→ **Problem requirements**
Go through the listing and return every line with "space" in it.

→ **Input records**
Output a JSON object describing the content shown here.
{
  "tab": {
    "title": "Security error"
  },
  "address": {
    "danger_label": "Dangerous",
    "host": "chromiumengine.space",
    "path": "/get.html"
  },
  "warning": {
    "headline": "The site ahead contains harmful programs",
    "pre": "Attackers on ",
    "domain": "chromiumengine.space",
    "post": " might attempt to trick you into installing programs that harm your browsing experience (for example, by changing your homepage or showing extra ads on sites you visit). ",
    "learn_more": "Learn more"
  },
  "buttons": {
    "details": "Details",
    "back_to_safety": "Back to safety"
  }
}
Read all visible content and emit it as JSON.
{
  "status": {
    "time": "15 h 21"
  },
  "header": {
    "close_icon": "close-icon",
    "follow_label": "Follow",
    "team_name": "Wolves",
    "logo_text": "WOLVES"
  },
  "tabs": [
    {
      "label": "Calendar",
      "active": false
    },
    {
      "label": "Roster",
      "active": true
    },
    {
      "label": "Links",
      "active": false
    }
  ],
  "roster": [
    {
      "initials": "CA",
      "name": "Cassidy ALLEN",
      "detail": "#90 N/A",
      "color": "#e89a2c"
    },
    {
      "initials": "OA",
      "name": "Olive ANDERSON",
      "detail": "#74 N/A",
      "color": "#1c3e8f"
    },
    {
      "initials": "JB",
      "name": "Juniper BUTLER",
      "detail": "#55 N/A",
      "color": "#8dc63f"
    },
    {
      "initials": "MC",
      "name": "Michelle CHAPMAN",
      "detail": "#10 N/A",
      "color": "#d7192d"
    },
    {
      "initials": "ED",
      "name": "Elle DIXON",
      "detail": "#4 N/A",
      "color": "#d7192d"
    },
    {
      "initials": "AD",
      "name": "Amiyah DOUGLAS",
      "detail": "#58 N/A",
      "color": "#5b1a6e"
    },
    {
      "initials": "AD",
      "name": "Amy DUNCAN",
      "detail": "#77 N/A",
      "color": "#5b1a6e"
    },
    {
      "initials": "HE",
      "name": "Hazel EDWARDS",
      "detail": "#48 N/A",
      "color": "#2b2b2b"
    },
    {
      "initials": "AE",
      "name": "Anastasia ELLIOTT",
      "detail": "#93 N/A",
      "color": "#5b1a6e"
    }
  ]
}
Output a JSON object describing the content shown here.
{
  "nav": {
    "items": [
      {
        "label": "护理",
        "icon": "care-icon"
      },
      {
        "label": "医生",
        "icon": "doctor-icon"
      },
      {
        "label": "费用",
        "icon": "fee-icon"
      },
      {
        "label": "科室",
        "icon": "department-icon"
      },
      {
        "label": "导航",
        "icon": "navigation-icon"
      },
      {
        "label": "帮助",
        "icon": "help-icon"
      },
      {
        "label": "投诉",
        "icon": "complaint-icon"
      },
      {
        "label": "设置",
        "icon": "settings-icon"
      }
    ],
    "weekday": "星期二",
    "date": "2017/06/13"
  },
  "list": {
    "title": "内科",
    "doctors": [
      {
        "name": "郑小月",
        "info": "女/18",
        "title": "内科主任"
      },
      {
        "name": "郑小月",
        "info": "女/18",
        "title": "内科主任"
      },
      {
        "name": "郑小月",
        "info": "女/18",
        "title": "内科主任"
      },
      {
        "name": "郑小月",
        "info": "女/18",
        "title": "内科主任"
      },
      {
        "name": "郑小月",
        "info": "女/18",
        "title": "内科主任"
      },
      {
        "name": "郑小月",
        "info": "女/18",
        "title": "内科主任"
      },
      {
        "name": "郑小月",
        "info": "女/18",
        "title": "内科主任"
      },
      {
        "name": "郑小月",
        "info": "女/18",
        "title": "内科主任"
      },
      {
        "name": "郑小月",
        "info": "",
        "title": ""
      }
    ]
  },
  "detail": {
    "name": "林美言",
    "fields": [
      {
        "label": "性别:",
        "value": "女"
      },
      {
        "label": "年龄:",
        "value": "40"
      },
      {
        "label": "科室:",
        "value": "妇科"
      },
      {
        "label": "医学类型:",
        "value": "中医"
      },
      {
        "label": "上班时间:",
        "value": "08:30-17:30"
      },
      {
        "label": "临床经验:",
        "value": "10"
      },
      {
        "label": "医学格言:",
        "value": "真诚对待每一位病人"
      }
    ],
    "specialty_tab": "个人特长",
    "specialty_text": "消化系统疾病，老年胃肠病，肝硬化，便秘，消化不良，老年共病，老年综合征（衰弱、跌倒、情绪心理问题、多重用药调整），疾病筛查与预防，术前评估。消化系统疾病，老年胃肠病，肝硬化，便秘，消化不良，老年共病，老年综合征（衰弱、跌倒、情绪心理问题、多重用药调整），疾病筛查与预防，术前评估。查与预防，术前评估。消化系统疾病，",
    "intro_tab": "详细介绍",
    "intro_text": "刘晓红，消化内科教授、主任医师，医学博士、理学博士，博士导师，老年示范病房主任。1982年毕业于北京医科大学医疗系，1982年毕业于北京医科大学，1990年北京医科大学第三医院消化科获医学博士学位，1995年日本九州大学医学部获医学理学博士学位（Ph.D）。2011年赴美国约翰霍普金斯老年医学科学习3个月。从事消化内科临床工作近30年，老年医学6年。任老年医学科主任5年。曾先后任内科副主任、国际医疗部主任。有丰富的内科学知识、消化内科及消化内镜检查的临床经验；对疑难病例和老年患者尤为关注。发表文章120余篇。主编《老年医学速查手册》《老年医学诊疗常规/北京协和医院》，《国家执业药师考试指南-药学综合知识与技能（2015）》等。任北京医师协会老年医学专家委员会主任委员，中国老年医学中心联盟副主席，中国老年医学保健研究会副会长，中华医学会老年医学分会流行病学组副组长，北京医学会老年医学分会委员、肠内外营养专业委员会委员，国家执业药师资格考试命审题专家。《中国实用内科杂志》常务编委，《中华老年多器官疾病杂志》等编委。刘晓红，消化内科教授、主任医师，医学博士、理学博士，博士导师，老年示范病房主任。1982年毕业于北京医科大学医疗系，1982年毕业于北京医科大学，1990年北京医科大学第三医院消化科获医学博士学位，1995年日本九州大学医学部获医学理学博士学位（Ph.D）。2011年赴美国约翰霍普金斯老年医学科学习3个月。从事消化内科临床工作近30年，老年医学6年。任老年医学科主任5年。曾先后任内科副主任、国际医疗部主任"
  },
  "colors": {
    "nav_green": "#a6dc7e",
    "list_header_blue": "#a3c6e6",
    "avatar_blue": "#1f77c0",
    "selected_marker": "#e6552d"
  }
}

→ **Solution below**
    "host": "chromiumengine.space",
    "domain": "chromiumengine.space",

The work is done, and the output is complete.